╔══
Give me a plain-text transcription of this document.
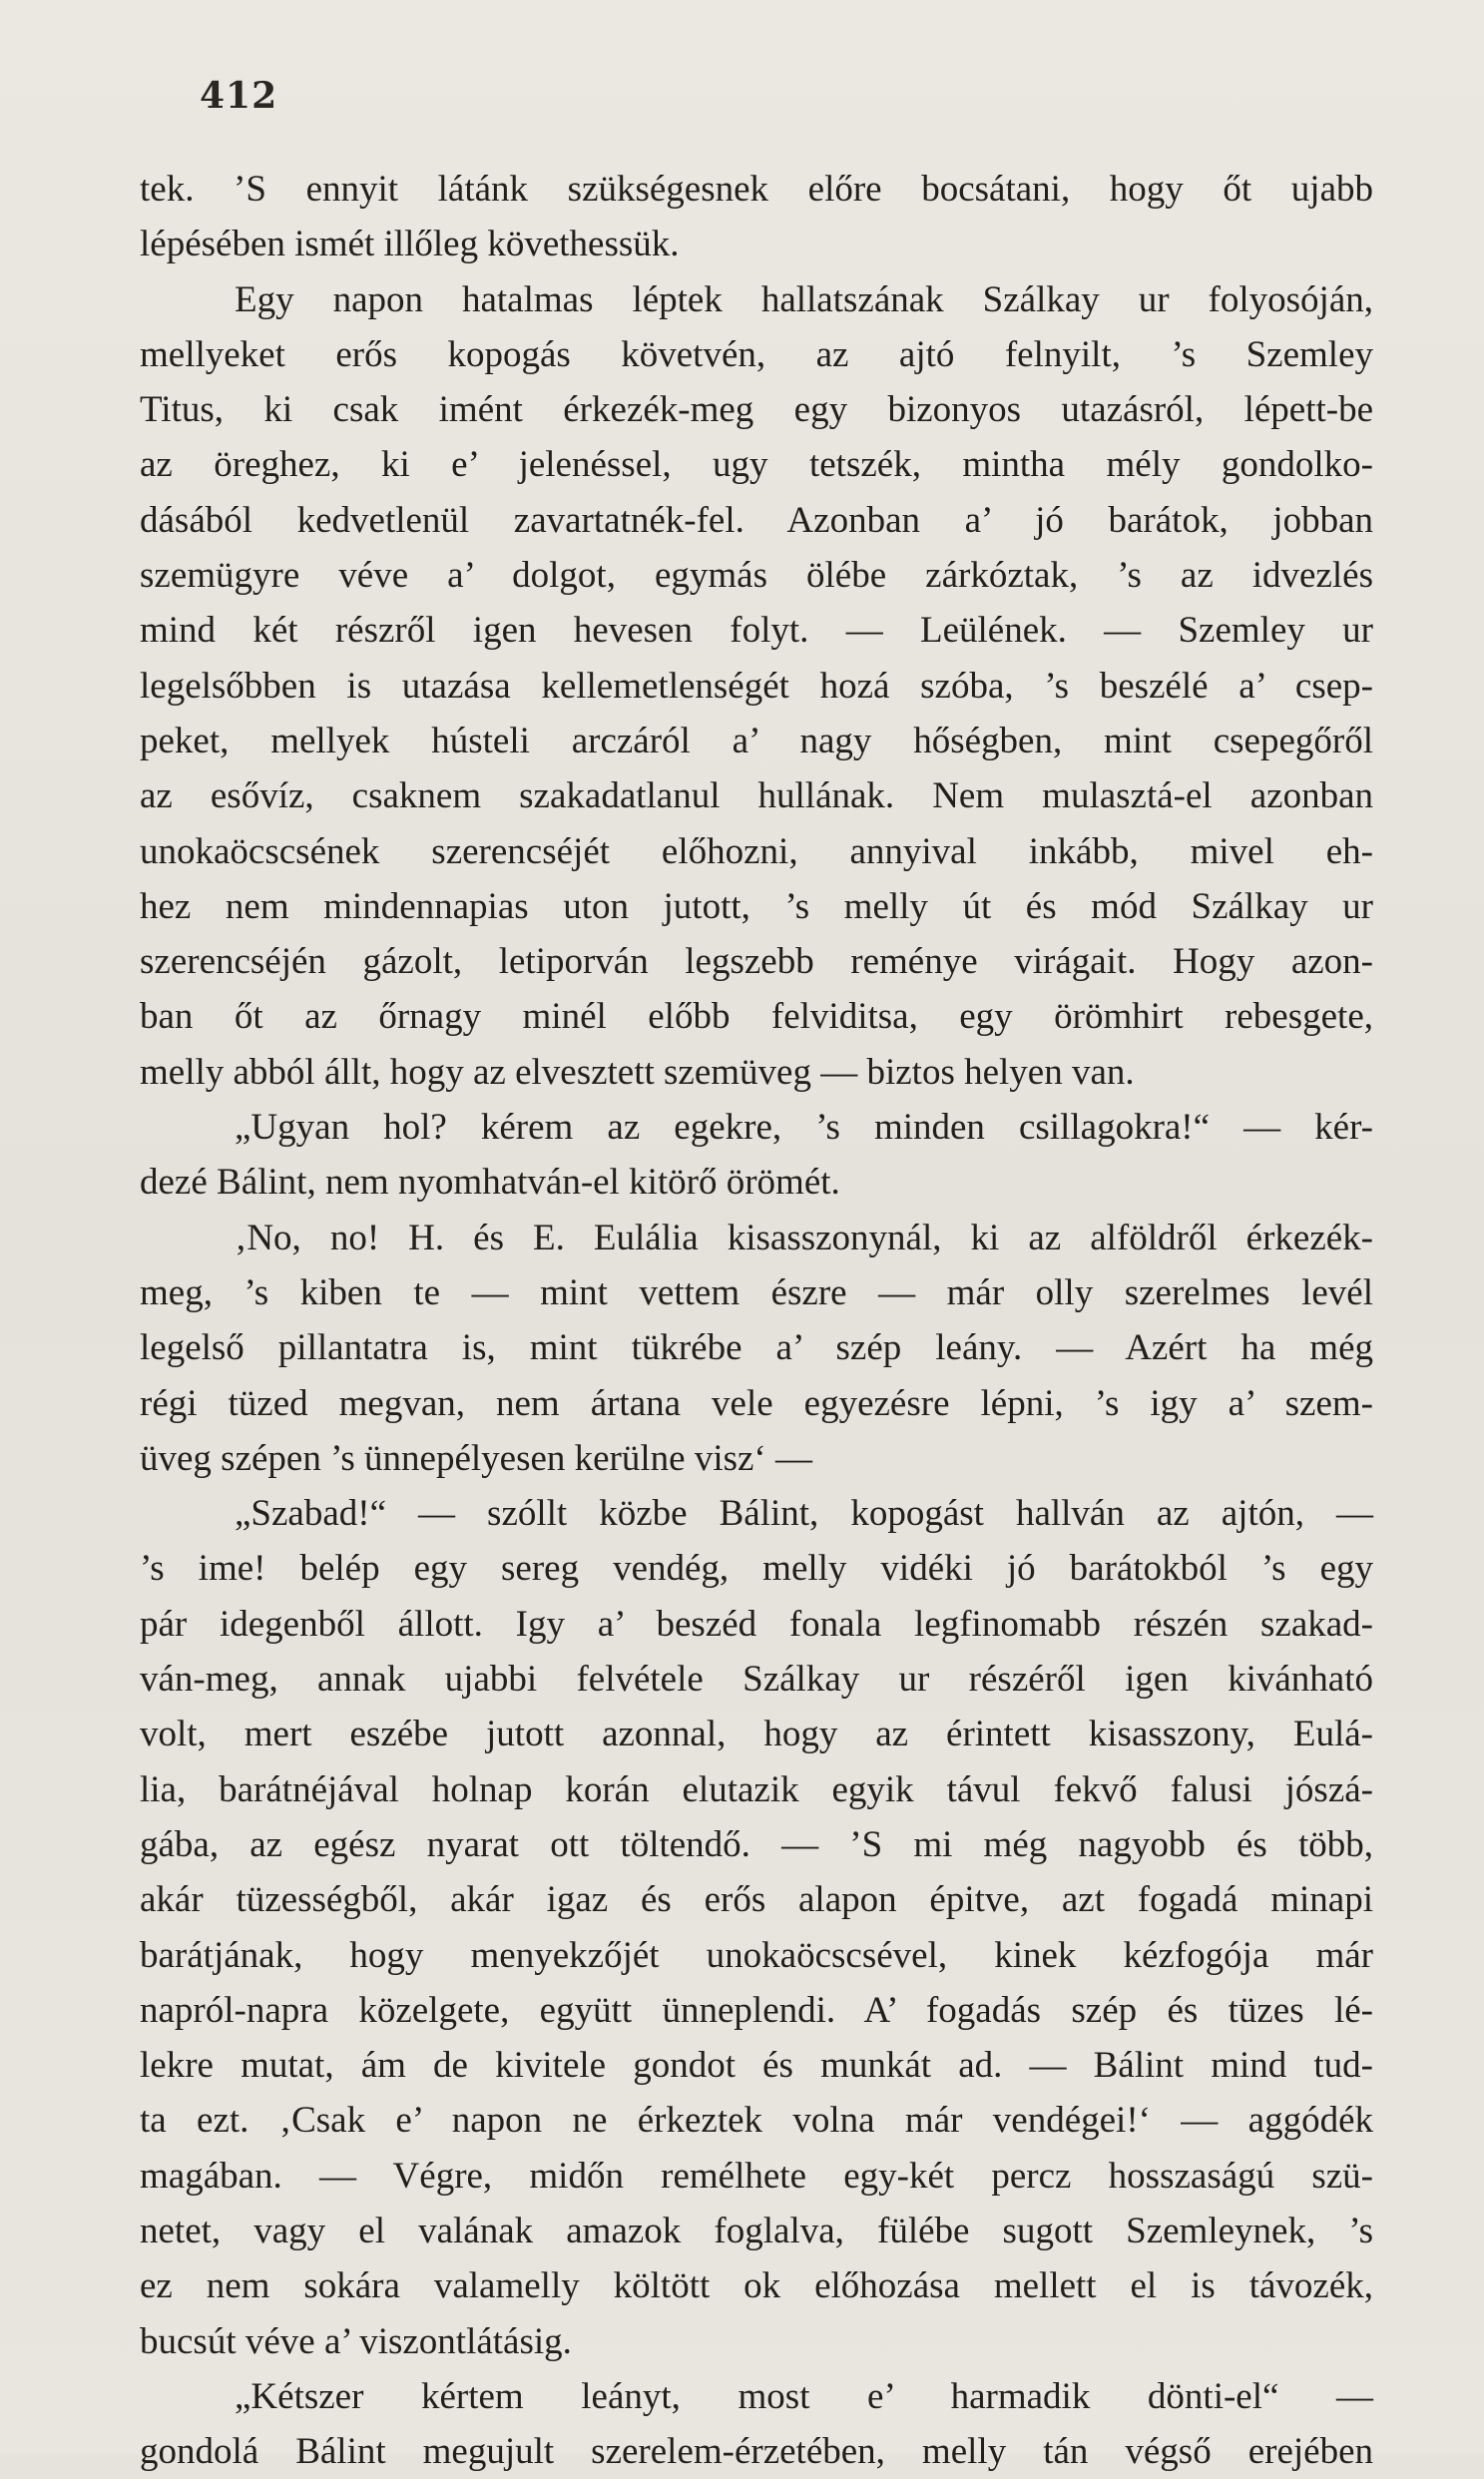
412
tek. ’S ennyit látánk szükségesnek előre bocsátani, hogy őt ujabb
lépésében ismét illőleg követhessük.
Egy napon hatalmas léptek hallatszának Szálkay ur folyosóján,
mellyeket erős kopogás követvén, az ajtó felnyilt, ’s Szemley
Titus, ki csak imént érkezék-meg egy bizonyos utazásról, lépett-be
az öreghez, ki e’ jelenéssel, ugy tetszék, mintha mély gondolko-
dásából kedvetlenül zavartatnék-fel. Azonban a’ jó barátok, jobban
szemügyre véve a’ dolgot, egymás ölébe zárkóztak, ’s az idvezlés
mind két részről igen hevesen folyt. — Leülének. — Szemley ur
legelsőbben is utazása kellemetlenségét hozá szóba, ’s beszélé a’ csep-
peket, mellyek hústeli arczáról a’ nagy hőségben, mint csepegőről
az esővíz, csaknem szakadatlanul hullának. Nem mulasztá-el azonban
unokaöcscsének szerencséjét előhozni, annyival inkább, mivel eh-
hez nem mindennapias uton jutott, ’s melly út és mód Szálkay ur
szerencséjén gázolt, letiporván legszebb reménye virágait. Hogy azon-
ban őt az őrnagy minél előbb felviditsa, egy örömhirt rebesgete,
melly abból állt, hogy az elvesztett szemüveg — biztos helyen van.
„Ugyan hol? kérem az egekre, ’s minden csillagokra!“ — kér-
dezé Bálint, nem nyomhatván-el kitörő örömét.
‚No, no! H. és E. Eulália kisasszonynál, ki az alföldről érkezék-
meg, ’s kiben te — mint vettem észre — már olly szerelmes levél
legelső pillantatra is, mint tükrébe a’ szép leány. — Azért ha még
régi tüzed megvan, nem ártana vele egyezésre lépni, ’s igy a’ szem-
üveg szépen ’s ünnepélyesen kerülne visz‘ —
„Szabad!“ — szóllt közbe Bálint, kopogást hallván az ajtón, —
’s ime! belép egy sereg vendég, melly vidéki jó barátokból ’s egy
pár idegenből állott. Igy a’ beszéd fonala legfinomabb részén szakad-
ván-meg, annak ujabbi felvétele Szálkay ur részéről igen kivánható
volt, mert eszébe jutott azonnal, hogy az érintett kisasszony, Eulá-
lia, barátnéjával holnap korán elutazik egyik távul fekvő falusi jószá-
gába, az egész nyarat ott töltendő. — ’S mi még nagyobb és több,
akár tüzességből, akár igaz és erős alapon épitve, azt fogadá minapi
barátjának, hogy menyekzőjét unokaöcscsével, kinek kézfogója már
napról-napra közelgete, együtt ünneplendi. A’ fogadás szép és tüzes lé-
lekre mutat, ám de kivitele gondot és munkát ad. — Bálint mind tud-
ta ezt. ‚Csak e’ napon ne érkeztek volna már vendégei!‘ — aggódék
magában. — Végre, midőn remélhete egy-két percz hosszaságú szü-
netet, vagy el valának amazok foglalva, fülébe sugott Szemleynek, ’s
ez nem sokára valamelly költött ok előhozása mellett el is távozék,
bucsút véve a’ viszontlátásig.
„Kétszer kértem leányt, most e’ harmadik dönti-el“ —
gondolá Bálint megujult szerelem-érzetében, melly tán végső erejében
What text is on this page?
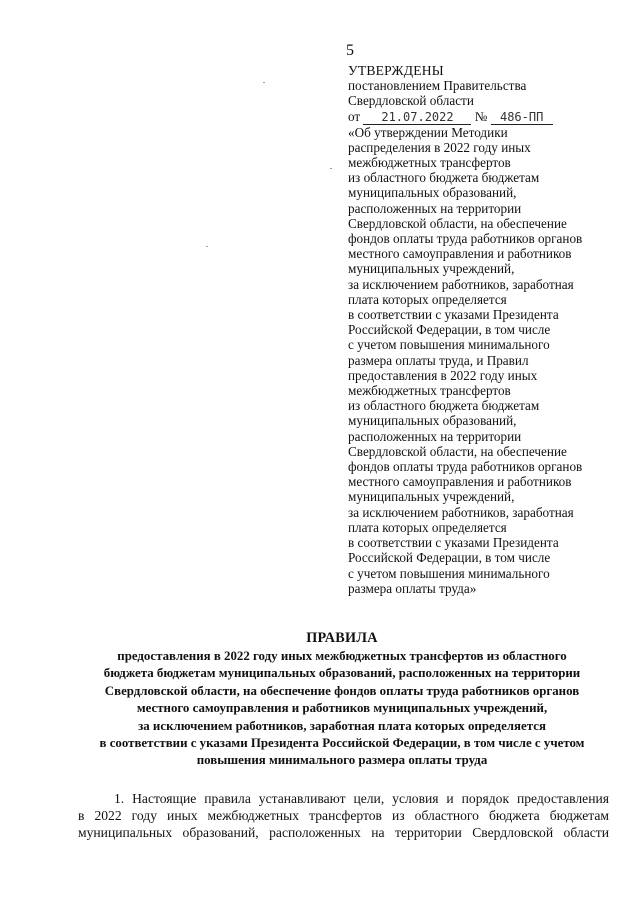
5
УТВЕРЖДЕНЫ
постановлением Правительства
Свердловской области
от 21.07.2022 № 486-ПП
«Об утверждении Методики
распределения в 2022 году иных
межбюджетных трансфертов
из областного бюджета бюджетам
муниципальных образований,
расположенных на территории
Свердловской области, на обеспечение
фондов оплаты труда работников органов
местного самоуправления и работников
муниципальных учреждений,
за исключением работников, заработная
плата которых определяется
в соответствии с указами Президента
Российской Федерации, в том числе
с учетом повышения минимального
размера оплаты труда, и Правил
предоставления в 2022 году иных
межбюджетных трансфертов
из областного бюджета бюджетам
муниципальных образований,
расположенных на территории
Свердловской области, на обеспечение
фондов оплаты труда работников органов
местного самоуправления и работников
муниципальных учреждений,
за исключением работников, заработная
плата которых определяется
в соответствии с указами Президента
Российской Федерации, в том числе
с учетом повышения минимального
размера оплаты труда»
ПРАВИЛА
предоставления в 2022 году иных межбюджетных трансфертов из областного
бюджета бюджетам муниципальных образований, расположенных на территории
Свердловской области, на обеспечение фондов оплаты труда работников органов
местного самоуправления и работников муниципальных учреждений,
за исключением работников, заработная плата которых определяется
в соответствии с указами Президента Российской Федерации, в том числе с учетом
повышения минимального размера оплаты труда
1. Настоящие правила устанавливают цели, условия и порядок предоставления
в 2022 году иных межбюджетных трансфертов из областного бюджета бюджетам
муниципальных образований, расположенных на территории Свердловской области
╚══
Job: Reply with the number of lines in the data that include the string "межбюджетных" and nothing else.

Task answer: 4